ENTRIES SHOWN =>
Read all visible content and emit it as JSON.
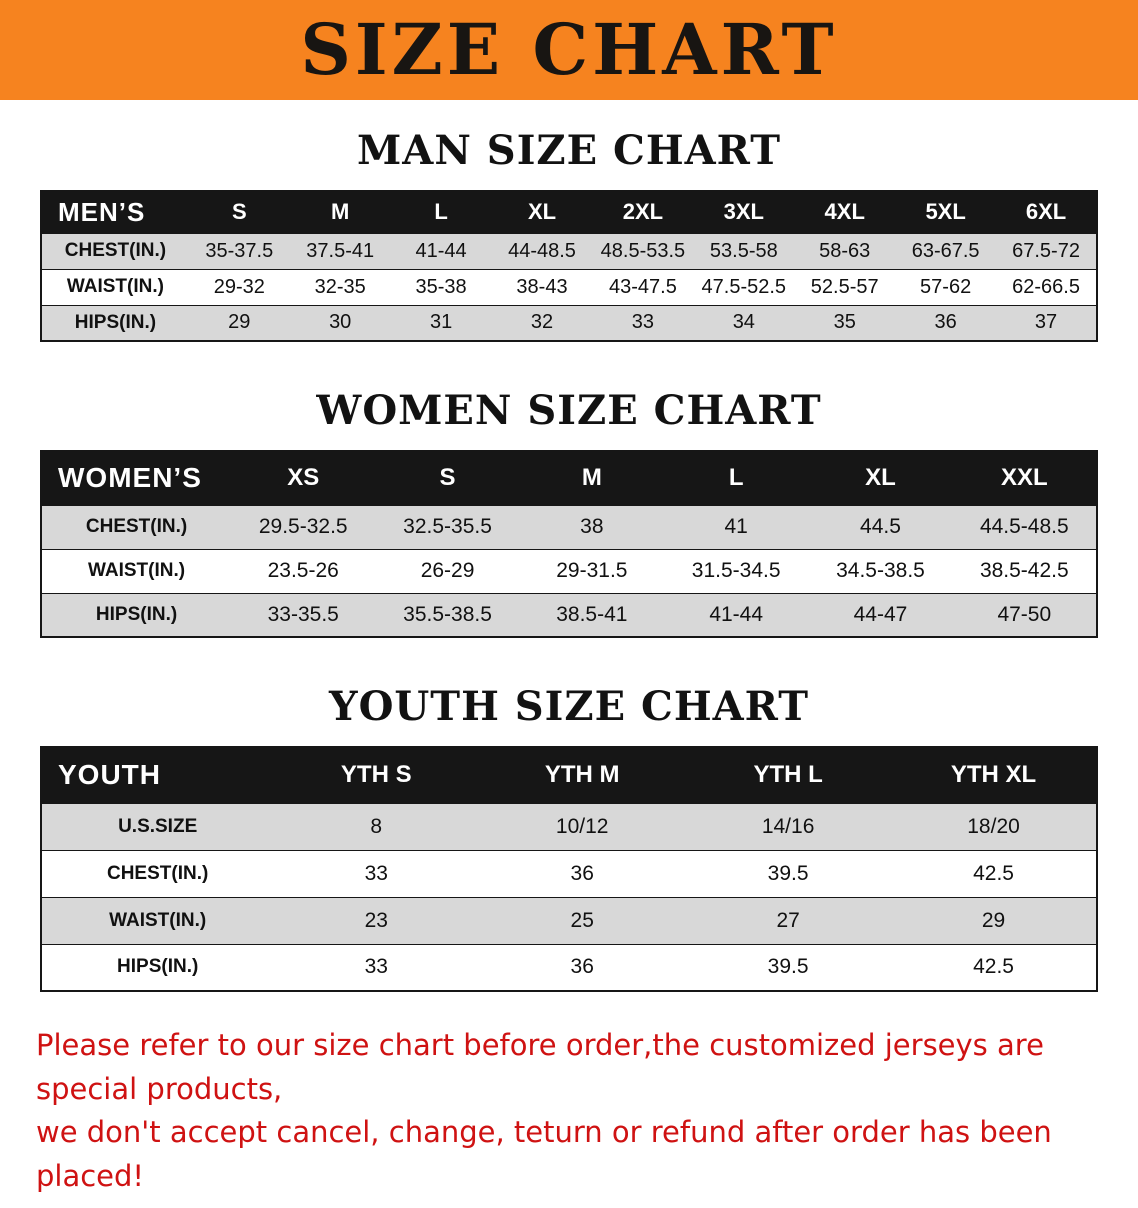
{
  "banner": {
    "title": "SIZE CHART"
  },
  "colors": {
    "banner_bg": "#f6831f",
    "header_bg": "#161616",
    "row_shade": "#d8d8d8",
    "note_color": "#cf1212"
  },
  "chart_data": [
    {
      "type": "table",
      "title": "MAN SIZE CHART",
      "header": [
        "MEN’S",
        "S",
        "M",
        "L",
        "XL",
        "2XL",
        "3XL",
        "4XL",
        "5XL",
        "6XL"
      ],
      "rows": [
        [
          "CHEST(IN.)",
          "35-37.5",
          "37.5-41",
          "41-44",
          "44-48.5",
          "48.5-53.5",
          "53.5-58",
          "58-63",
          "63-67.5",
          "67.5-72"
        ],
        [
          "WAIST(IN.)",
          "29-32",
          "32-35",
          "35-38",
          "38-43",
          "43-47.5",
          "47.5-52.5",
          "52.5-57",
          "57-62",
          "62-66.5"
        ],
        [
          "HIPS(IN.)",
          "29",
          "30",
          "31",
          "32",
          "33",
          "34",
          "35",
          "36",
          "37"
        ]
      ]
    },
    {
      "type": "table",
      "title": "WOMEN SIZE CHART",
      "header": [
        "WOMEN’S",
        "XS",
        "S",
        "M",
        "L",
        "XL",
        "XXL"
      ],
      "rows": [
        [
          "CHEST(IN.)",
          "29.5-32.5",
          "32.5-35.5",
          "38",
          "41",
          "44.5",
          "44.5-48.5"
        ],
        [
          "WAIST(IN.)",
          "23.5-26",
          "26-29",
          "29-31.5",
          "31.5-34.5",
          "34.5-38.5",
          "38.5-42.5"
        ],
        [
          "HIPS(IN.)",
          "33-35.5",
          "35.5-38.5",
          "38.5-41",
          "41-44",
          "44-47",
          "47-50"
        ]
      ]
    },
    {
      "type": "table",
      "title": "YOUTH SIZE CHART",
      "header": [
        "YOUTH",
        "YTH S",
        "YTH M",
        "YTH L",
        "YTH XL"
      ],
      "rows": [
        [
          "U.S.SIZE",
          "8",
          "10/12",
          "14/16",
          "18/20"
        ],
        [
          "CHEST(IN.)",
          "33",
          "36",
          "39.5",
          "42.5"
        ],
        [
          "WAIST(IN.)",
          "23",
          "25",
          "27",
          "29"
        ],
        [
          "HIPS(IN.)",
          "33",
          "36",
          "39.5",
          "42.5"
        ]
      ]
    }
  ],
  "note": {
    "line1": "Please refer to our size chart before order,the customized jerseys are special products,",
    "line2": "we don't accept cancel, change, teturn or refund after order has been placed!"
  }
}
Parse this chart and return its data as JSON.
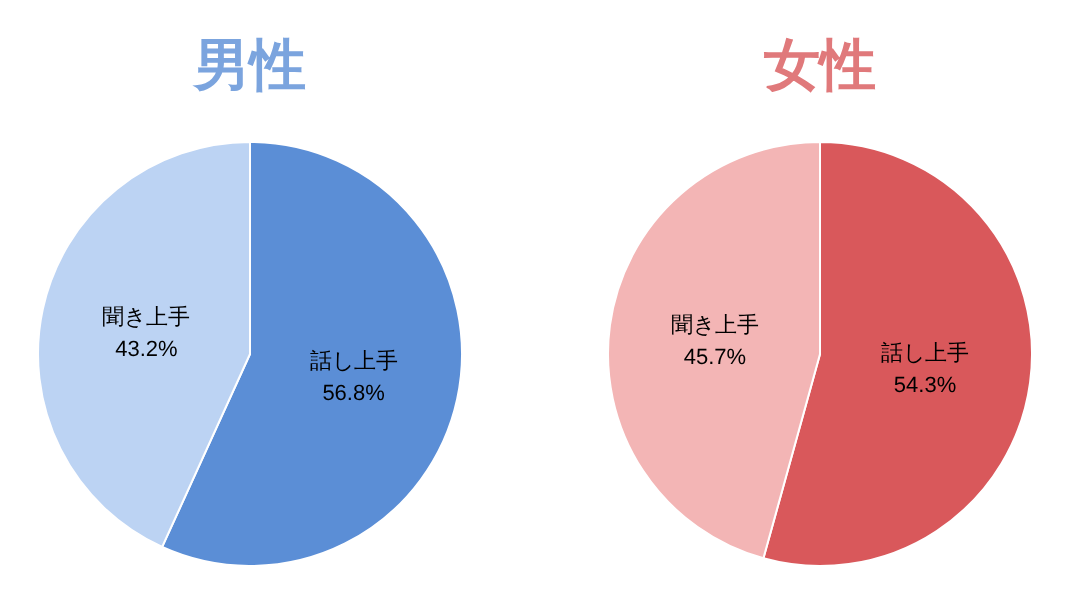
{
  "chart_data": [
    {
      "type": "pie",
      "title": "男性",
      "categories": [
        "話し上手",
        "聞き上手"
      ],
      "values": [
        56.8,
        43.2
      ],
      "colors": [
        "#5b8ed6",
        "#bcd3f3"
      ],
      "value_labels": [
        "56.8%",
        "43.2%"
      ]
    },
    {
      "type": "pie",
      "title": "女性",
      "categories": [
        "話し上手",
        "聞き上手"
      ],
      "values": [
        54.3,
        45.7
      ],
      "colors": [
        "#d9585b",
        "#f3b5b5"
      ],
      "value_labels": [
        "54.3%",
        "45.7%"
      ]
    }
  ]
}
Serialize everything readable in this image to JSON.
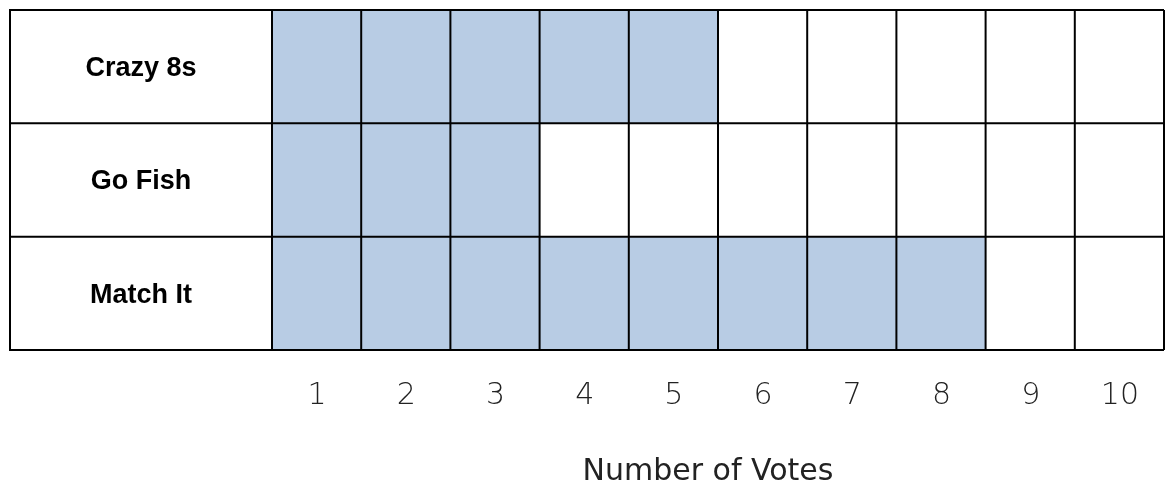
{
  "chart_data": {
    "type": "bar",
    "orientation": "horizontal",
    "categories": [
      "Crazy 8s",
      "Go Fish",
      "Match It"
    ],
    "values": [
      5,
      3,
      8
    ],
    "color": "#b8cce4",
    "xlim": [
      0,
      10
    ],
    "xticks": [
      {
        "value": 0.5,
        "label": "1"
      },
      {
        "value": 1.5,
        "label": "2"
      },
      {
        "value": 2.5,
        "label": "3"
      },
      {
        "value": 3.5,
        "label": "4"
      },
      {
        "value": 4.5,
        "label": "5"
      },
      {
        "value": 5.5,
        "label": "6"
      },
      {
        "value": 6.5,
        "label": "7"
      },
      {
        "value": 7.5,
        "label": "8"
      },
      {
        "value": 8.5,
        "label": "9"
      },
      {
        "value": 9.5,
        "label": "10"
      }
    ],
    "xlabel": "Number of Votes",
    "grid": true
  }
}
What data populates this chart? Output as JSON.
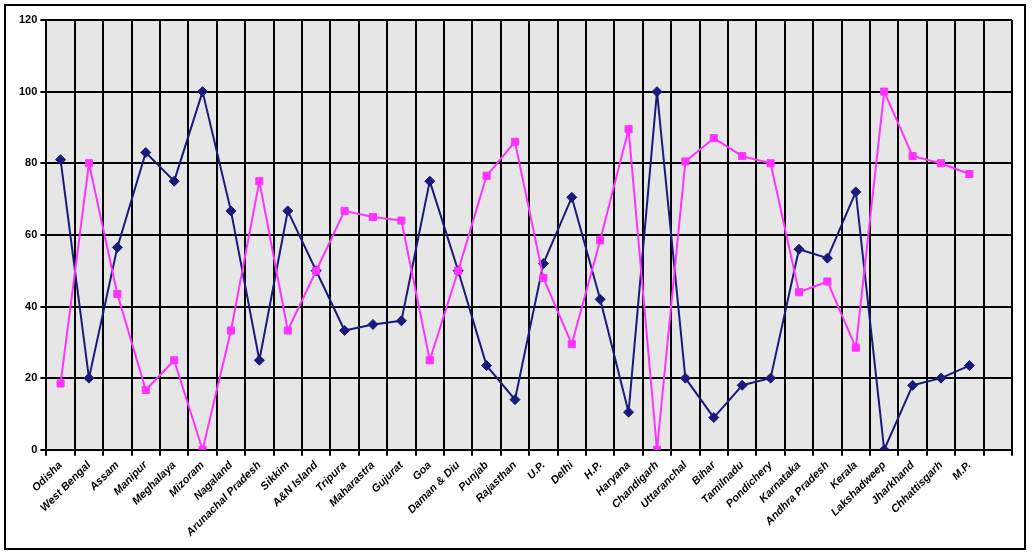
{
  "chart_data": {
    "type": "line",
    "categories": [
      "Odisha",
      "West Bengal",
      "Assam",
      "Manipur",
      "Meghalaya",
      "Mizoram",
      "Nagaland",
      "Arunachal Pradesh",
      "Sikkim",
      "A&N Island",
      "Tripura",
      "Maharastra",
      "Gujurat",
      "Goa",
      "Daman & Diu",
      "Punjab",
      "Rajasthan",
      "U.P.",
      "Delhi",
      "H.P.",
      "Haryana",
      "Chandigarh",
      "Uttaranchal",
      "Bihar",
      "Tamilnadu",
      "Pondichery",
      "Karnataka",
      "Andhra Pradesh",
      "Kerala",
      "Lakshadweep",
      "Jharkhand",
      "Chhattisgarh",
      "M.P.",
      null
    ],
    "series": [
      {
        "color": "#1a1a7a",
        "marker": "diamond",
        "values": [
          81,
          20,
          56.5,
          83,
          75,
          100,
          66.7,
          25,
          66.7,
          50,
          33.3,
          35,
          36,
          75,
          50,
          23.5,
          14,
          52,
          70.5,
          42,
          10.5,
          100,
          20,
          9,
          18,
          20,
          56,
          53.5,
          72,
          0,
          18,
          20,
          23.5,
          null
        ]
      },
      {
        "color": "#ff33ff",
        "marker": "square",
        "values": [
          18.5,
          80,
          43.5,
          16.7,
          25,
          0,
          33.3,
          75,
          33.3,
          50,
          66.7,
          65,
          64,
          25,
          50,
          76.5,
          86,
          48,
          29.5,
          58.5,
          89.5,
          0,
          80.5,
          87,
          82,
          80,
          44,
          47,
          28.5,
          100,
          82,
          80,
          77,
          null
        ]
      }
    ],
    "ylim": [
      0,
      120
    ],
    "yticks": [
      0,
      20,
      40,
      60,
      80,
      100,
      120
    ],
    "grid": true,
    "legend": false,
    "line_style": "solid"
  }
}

WHAT THE TASK ASKS =>
Omit the pictures, then output the rest of the listing exactly.

TASK RESPONSE =>
Read all visible content and emit it as JSON.
{
  "banner": {
    "title": "SIZE CHART"
  },
  "colors": {
    "banner_bg": "#f6831f",
    "header_bg": "#161616",
    "row_shade": "#d8d8d8",
    "note_color": "#cf1212"
  },
  "chart_data": [
    {
      "type": "table",
      "title": "MAN SIZE CHART",
      "header": [
        "MEN’S",
        "S",
        "M",
        "L",
        "XL",
        "2XL",
        "3XL",
        "4XL",
        "5XL",
        "6XL"
      ],
      "rows": [
        [
          "CHEST(IN.)",
          "35-37.5",
          "37.5-41",
          "41-44",
          "44-48.5",
          "48.5-53.5",
          "53.5-58",
          "58-63",
          "63-67.5",
          "67.5-72"
        ],
        [
          "WAIST(IN.)",
          "29-32",
          "32-35",
          "35-38",
          "38-43",
          "43-47.5",
          "47.5-52.5",
          "52.5-57",
          "57-62",
          "62-66.5"
        ],
        [
          "HIPS(IN.)",
          "29",
          "30",
          "31",
          "32",
          "33",
          "34",
          "35",
          "36",
          "37"
        ]
      ]
    },
    {
      "type": "table",
      "title": "WOMEN SIZE CHART",
      "header": [
        "WOMEN’S",
        "XS",
        "S",
        "M",
        "L",
        "XL",
        "XXL"
      ],
      "rows": [
        [
          "CHEST(IN.)",
          "29.5-32.5",
          "32.5-35.5",
          "38",
          "41",
          "44.5",
          "44.5-48.5"
        ],
        [
          "WAIST(IN.)",
          "23.5-26",
          "26-29",
          "29-31.5",
          "31.5-34.5",
          "34.5-38.5",
          "38.5-42.5"
        ],
        [
          "HIPS(IN.)",
          "33-35.5",
          "35.5-38.5",
          "38.5-41",
          "41-44",
          "44-47",
          "47-50"
        ]
      ]
    },
    {
      "type": "table",
      "title": "YOUTH SIZE CHART",
      "header": [
        "YOUTH",
        "YTH S",
        "YTH M",
        "YTH L",
        "YTH XL"
      ],
      "rows": [
        [
          "U.S.SIZE",
          "8",
          "10/12",
          "14/16",
          "18/20"
        ],
        [
          "CHEST(IN.)",
          "33",
          "36",
          "39.5",
          "42.5"
        ],
        [
          "WAIST(IN.)",
          "23",
          "25",
          "27",
          "29"
        ],
        [
          "HIPS(IN.)",
          "33",
          "36",
          "39.5",
          "42.5"
        ]
      ]
    }
  ],
  "note": {
    "line1": "Please refer to our size chart before order,the customized jerseys are special products,",
    "line2": "we don't accept cancel, change, teturn or refund after order has been placed!"
  }
}
Parse this chart and return its data as JSON.
{
  "chart_data": [
    {
      "type": "pie",
      "title": "男性",
      "categories": [
        "話し上手",
        "聞き上手"
      ],
      "values": [
        56.8,
        43.2
      ],
      "colors": [
        "#5b8ed6",
        "#bcd3f3"
      ],
      "value_labels": [
        "56.8%",
        "43.2%"
      ]
    },
    {
      "type": "pie",
      "title": "女性",
      "categories": [
        "話し上手",
        "聞き上手"
      ],
      "values": [
        54.3,
        45.7
      ],
      "colors": [
        "#d9585b",
        "#f3b5b5"
      ],
      "value_labels": [
        "54.3%",
        "45.7%"
      ]
    }
  ]
}
Serialize everything readable in this image to JSON.
{
  "chart_data": {
    "type": "bar",
    "orientation": "horizontal",
    "categories": [
      "Crazy 8s",
      "Go Fish",
      "Match It"
    ],
    "values": [
      5,
      3,
      8
    ],
    "color": "#b8cce4",
    "xlim": [
      0,
      10
    ],
    "xticks": [
      {
        "value": 0.5,
        "label": "1"
      },
      {
        "value": 1.5,
        "label": "2"
      },
      {
        "value": 2.5,
        "label": "3"
      },
      {
        "value": 3.5,
        "label": "4"
      },
      {
        "value": 4.5,
        "label": "5"
      },
      {
        "value": 5.5,
        "label": "6"
      },
      {
        "value": 6.5,
        "label": "7"
      },
      {
        "value": 7.5,
        "label": "8"
      },
      {
        "value": 8.5,
        "label": "9"
      },
      {
        "value": 9.5,
        "label": "10"
      }
    ],
    "xlabel": "Number of Votes",
    "grid": true
  }
}
What data populates this chart? Output as JSON.
{
  "chart_data": {
    "type": "line",
    "categories": [
      "Odisha",
      "West Bengal",
      "Assam",
      "Manipur",
      "Meghalaya",
      "Mizoram",
      "Nagaland",
      "Arunachal Pradesh",
      "Sikkim",
      "A&N Island",
      "Tripura",
      "Maharastra",
      "Gujurat",
      "Goa",
      "Daman & Diu",
      "Punjab",
      "Rajasthan",
      "U.P.",
      "Delhi",
      "H.P.",
      "Haryana",
      "Chandigarh",
      "Uttaranchal",
      "Bihar",
      "Tamilnadu",
      "Pondichery",
      "Karnataka",
      "Andhra Pradesh",
      "Kerala",
      "Lakshadweep",
      "Jharkhand",
      "Chhattisgarh",
      "M.P.",
      null
    ],
    "series": [
      {
        "color": "#1a1a7a",
        "marker": "diamond",
        "values": [
          81,
          20,
          56.5,
          83,
          75,
          100,
          66.7,
          25,
          66.7,
          50,
          33.3,
          35,
          36,
          75,
          50,
          23.5,
          14,
          52,
          70.5,
          42,
          10.5,
          100,
          20,
          9,
          18,
          20,
          56,
          53.5,
          72,
          0,
          18,
          20,
          23.5,
          null
        ]
      },
      {
        "color": "#ff33ff",
        "marker": "square",
        "values": [
          18.5,
          80,
          43.5,
          16.7,
          25,
          0,
          33.3,
          75,
          33.3,
          50,
          66.7,
          65,
          64,
          25,
          50,
          76.5,
          86,
          48,
          29.5,
          58.5,
          89.5,
          0,
          80.5,
          87,
          82,
          80,
          44,
          47,
          28.5,
          100,
          82,
          80,
          77,
          null
        ]
      }
    ],
    "ylim": [
      0,
      120
    ],
    "yticks": [
      0,
      20,
      40,
      60,
      80,
      100,
      120
    ],
    "grid": true,
    "legend": false,
    "line_style": "solid"
  }
}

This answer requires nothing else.